→ **SET TASK**:
In the material below, find each line holding the string "значение" and copy it.

>> BEGIN

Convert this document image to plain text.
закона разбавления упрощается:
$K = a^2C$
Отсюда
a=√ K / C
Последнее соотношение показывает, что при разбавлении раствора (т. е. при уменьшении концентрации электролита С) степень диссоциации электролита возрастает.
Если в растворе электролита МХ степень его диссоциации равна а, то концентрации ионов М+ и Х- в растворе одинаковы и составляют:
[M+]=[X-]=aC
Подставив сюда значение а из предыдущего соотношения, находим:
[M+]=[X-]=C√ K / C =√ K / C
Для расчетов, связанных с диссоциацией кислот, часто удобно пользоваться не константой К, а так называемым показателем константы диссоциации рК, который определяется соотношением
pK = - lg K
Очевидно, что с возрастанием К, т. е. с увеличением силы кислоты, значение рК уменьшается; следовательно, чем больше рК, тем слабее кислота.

>> END

→ **RESULT**:
Подставив сюда значение а из предыдущего соотношения, находим:
Очевидно, что с возрастанием К, т. е. с увеличением силы кислоты, значение рК уменьшается; следовательно, чем больше рК, тем слабее кислота.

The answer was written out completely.